* **WORK REQUIRED**
Rewrite the lines below, changing every "TPU Block" to "Tensor Block" and leaving everything else as is.

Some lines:
──────

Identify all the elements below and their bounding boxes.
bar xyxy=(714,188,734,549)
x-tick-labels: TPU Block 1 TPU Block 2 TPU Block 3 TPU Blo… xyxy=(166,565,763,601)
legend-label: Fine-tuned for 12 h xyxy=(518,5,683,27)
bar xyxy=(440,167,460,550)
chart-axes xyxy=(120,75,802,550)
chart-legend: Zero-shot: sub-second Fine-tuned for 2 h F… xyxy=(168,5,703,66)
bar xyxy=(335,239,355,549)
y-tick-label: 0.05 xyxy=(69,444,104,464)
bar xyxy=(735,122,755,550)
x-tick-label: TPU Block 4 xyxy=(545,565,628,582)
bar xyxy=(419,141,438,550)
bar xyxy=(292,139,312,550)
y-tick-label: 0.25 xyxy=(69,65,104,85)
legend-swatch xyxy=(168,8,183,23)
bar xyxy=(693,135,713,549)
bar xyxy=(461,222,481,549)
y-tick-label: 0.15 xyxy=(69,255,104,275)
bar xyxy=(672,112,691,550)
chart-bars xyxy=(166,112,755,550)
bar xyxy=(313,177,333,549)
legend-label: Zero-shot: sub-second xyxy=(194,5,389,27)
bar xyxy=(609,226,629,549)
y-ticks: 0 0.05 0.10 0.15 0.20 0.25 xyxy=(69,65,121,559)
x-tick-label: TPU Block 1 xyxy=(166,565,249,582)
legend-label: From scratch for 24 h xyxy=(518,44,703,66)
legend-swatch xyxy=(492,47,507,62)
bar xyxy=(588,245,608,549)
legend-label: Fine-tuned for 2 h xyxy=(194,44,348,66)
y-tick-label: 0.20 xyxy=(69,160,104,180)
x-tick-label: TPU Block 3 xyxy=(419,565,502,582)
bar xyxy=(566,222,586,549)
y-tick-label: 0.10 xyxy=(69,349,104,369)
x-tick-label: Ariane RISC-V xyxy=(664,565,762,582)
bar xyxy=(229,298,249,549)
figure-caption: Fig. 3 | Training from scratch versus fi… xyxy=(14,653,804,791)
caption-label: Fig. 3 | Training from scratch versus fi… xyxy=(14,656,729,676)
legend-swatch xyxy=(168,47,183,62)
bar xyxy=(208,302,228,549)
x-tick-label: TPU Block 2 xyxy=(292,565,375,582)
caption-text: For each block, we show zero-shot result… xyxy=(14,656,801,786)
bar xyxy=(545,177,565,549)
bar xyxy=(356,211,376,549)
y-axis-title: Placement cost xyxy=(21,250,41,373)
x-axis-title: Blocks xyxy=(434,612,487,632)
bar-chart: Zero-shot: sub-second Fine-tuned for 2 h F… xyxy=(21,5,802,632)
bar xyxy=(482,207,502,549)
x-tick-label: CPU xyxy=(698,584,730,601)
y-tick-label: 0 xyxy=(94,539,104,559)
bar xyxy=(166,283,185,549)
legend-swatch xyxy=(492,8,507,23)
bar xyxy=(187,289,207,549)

──────

* **CORRECT ANSWER**
Identify all the elements below and their bounding boxes.
bar xyxy=(714,188,734,549)
x-tick-labels: Tensor Block 1 Tensor Block 2 Tensor Block 3 TPU Blo… xyxy=(166,565,763,601)
legend-label: Fine-tuned for 12 h xyxy=(518,5,683,27)
bar xyxy=(440,167,460,550)
chart-axes xyxy=(120,75,802,550)
chart-legend: Zero-shot: sub-second Fine-tuned for 2 h F… xyxy=(168,5,703,66)
bar xyxy=(335,239,355,549)
y-tick-label: 0.05 xyxy=(69,444,104,464)
bar xyxy=(735,122,755,550)
x-tick-label: Tensor Block 4 xyxy=(545,565,628,582)
bar xyxy=(419,141,438,550)
bar xyxy=(292,139,312,550)
y-tick-label: 0.25 xyxy=(69,65,104,85)
legend-swatch xyxy=(168,8,183,23)
bar xyxy=(693,135,713,549)
bar xyxy=(461,222,481,549)
y-tick-label: 0.15 xyxy=(69,255,104,275)
bar xyxy=(672,112,691,550)
chart-bars xyxy=(166,112,755,550)
bar xyxy=(313,177,333,549)
legend-label: Zero-shot: sub-second xyxy=(194,5,389,27)
bar xyxy=(609,226,629,549)
y-ticks: 0 0.05 0.10 0.15 0.20 0.25 xyxy=(69,65,121,559)
x-tick-label: Tensor Block 1 xyxy=(166,565,249,582)
legend-label: From scratch for 24 h xyxy=(518,44,703,66)
legend-swatch xyxy=(492,47,507,62)
bar xyxy=(588,245,608,549)
legend-label: Fine-tuned for 2 h xyxy=(194,44,348,66)
y-tick-label: 0.20 xyxy=(69,160,104,180)
x-tick-label: Tensor Block 3 xyxy=(419,565,502,582)
bar xyxy=(566,222,586,549)
y-tick-label: 0.10 xyxy=(69,349,104,369)
x-tick-label: Ariane RISC-V xyxy=(664,565,762,582)
bar xyxy=(229,298,249,549)
figure-caption: Fig. 3 | Training from scratch versus fi… xyxy=(14,653,804,791)
caption-label: Fig. 3 | Training from scratch versus fi… xyxy=(14,656,729,676)
legend-swatch xyxy=(168,47,183,62)
bar xyxy=(208,302,228,549)
x-tick-label: Tensor Block 2 xyxy=(292,565,375,582)
caption-text: For each block, we show zero-shot result… xyxy=(14,656,801,786)
bar xyxy=(545,177,565,549)
bar xyxy=(356,211,376,549)
y-axis-title: Placement cost xyxy=(21,250,41,373)
x-axis-title: Blocks xyxy=(434,612,487,632)
bar-chart: Zero-shot: sub-second Fine-tuned for 2 h F… xyxy=(21,5,802,632)
bar xyxy=(482,207,502,549)
x-tick-label: CPU xyxy=(698,584,730,601)
y-tick-label: 0 xyxy=(94,539,104,559)
bar xyxy=(166,283,185,549)
legend-swatch xyxy=(492,8,507,23)
bar xyxy=(187,289,207,549)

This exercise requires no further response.